Output the entries verbatim, including every line.
....................
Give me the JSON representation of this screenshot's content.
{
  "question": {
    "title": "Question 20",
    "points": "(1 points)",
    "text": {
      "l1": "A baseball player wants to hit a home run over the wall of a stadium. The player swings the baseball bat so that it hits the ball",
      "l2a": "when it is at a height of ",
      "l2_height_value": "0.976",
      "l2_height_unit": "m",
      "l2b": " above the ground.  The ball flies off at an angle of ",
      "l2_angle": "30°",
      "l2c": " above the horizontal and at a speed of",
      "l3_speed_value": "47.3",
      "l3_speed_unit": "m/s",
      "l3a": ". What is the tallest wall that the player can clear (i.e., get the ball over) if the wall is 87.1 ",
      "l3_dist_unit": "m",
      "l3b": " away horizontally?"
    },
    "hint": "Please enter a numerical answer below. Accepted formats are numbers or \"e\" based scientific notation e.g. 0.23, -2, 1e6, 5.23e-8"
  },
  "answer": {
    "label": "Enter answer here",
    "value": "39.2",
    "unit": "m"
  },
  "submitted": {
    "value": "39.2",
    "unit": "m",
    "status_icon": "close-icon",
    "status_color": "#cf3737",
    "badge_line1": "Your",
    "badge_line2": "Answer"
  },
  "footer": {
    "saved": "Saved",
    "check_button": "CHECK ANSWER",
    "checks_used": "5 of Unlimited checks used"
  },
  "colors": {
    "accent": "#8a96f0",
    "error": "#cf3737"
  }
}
....................
*Reply*
Give me the JSON representation of this screenshot's content.
{
  "question": {
    "title": "Question 20",
    "points": "(1 points)",
    "text": {
      "l1": "A baseball player wants to hit a home run over the wall of a stadium. The player swings the baseball bat so that it hits the ball",
      "l2a": "when it is at a height of ",
      "l2_height_value": "0.976",
      "l2_height_unit": "m",
      "l2b": " above the ground.  The ball flies off at an angle of ",
      "l2_angle": "30°",
      "l2c": " above the horizontal and at a speed of",
      "l3_speed_value": "47.3",
      "l3_speed_unit": "m/s",
      "l3a": ". What is the tallest wall that the player can clear (i.e., get the ball over) if the wall is 87.1 ",
      "l3_dist_unit": "m",
      "l3b": " away horizontally?"
    },
    "hint": "Please enter a numerical answer below. Accepted formats are numbers or \"e\" based scientific notation e.g. 0.23, -2, 1e6, 5.23e-8"
  },
  "answer": {
    "label": "Enter answer here",
    "value": "39.2",
    "unit": "m"
  },
  "submitted": {
    "value": "39.2",
    "unit": "m",
    "status_icon": "close-icon",
    "status_color": "#cf3737",
    "badge_line1": "Your",
    "badge_line2": "Answer"
  },
  "footer": {
    "saved": "Saved",
    "check_button": "CHECK ANSWER",
    "checks_used": "5 of Unlimited checks used"
  },
  "colors": {
    "accent": "#8a96f0",
    "error": "#cf3737"
  }
}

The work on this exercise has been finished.